Hearing ends with words on responsibility, transparency
OTTAWA • After 300 hours of testimony, 9,000 exhibits and a few major revelations, the public portion of on investigation into the first-ever use of the Emergencies Act ended Friday with a deep dive into questions about government accountability and transparency.
A panel of experts offered insight into a key issue the Public Order Emergency Commission will have to decide: whether the federal government has been forthcoming enough about why cabinet felt legally justified to invoke what is supposed to be a measure of last resort.
Over seven weeks of testimony it came to light that the government’s interpretation of what constitutes a threat to Canada’s national security was not in line with the one laid out in the Canadian Security Intelligence Service Act, which is cited in the Emergencies Act.
CSIS director David Vigneault told the commission the “Freedom Convoy” protests did not meet the threshold for a national security threat as defined in the CSIS Act, but he was assured that cabinet could interpret things differently in the context of declaring a public order emergency.
The legal advice that led Vigneault, federal public servants, cabinet and the prime minister to that conclusion was not released to the commission. The government insists it is protected under solicitor-client privilege.
“It would be hard to say that it does not affect the ability of the commission to reach a conclusion,” former CSIS director Ward Elcock said, when asked about the impact of redacting documents and otherwise withholding information from the inquiry.
There are, however, issues of national security, cabinet confidence and, indeed, solicitor-client privilege that the government is “unable to make public,” he said.
Giving up the government’s legal opinion would be a “slippery slope,” said Elcock, who also served in several roles in the federal public service.
The final week of hearings steered away from the events of the “Freedom Convoy” protest, and focused instead on legislative and societal issues that contributed to the chaos earlier this year.
Prime Minister Justin Trudeau invoked the Emergencies Act on Feb. 14 in response to the weeks-long occupation of downtown Ottawa by “Freedom Convoy” protesters opposed to COVID-19 public health restrictions and the federal government, as well as similar protests blockading land borders across the country, halting hundreds of millions of dollars in trade.
The emergency declaration granted extraordinary powers to governments, police and banks to limit the protesters’ rights to freedom of assembly, freeze bank accounts and more in an effort to stop the demonstrations.
It was the first time the legislation was invoked since it replaced the War Measures Act in 1988, so the legal thresholds for using it are still untested.
It will be up to commissioner Paul Rouleau, tasked with leading the inquiry, to decide if the prime minister’s decision was justified, without having seen the legal basis upon which it was formed.
In that vein of transparency, Rouleau released a decision Friday to say the government had agreed to unredacted information it previously withheld on the grounds of parliamentary privilege in 20 documents that were submitted as evidence.
Brendan Miller, a lawyer for the Ottawa protest organizers, applied to have the information released, arguing it should not be privileged.

Directions for this task:
Copy out everything from "It will be up" down to "it was formed." in the article on the Emergencies Act inquiry, swapping "legal basis" for "legal reasoning". The data come from a source other than the article.

Supplied data:

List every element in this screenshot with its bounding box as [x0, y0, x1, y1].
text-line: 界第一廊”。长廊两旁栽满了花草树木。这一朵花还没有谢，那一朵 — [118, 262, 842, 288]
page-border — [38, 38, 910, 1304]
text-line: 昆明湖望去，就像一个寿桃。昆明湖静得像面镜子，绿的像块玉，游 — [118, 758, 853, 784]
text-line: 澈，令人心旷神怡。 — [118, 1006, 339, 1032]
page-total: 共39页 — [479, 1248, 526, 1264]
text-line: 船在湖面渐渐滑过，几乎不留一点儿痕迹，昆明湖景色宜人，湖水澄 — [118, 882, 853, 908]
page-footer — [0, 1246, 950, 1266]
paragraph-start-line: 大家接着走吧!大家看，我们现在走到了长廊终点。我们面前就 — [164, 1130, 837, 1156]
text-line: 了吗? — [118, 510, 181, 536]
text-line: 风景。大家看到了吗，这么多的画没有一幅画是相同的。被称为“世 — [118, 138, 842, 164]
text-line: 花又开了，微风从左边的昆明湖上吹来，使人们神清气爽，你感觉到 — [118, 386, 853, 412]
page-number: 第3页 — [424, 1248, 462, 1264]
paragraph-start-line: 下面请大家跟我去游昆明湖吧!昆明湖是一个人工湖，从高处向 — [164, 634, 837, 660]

Answer to this exercise:
It will be up to commissioner Paul Rouleau, tasked with leading the inquiry, to decide if the prime minister’s decision was justified, without having seen the legal reasoning upon which it was formed.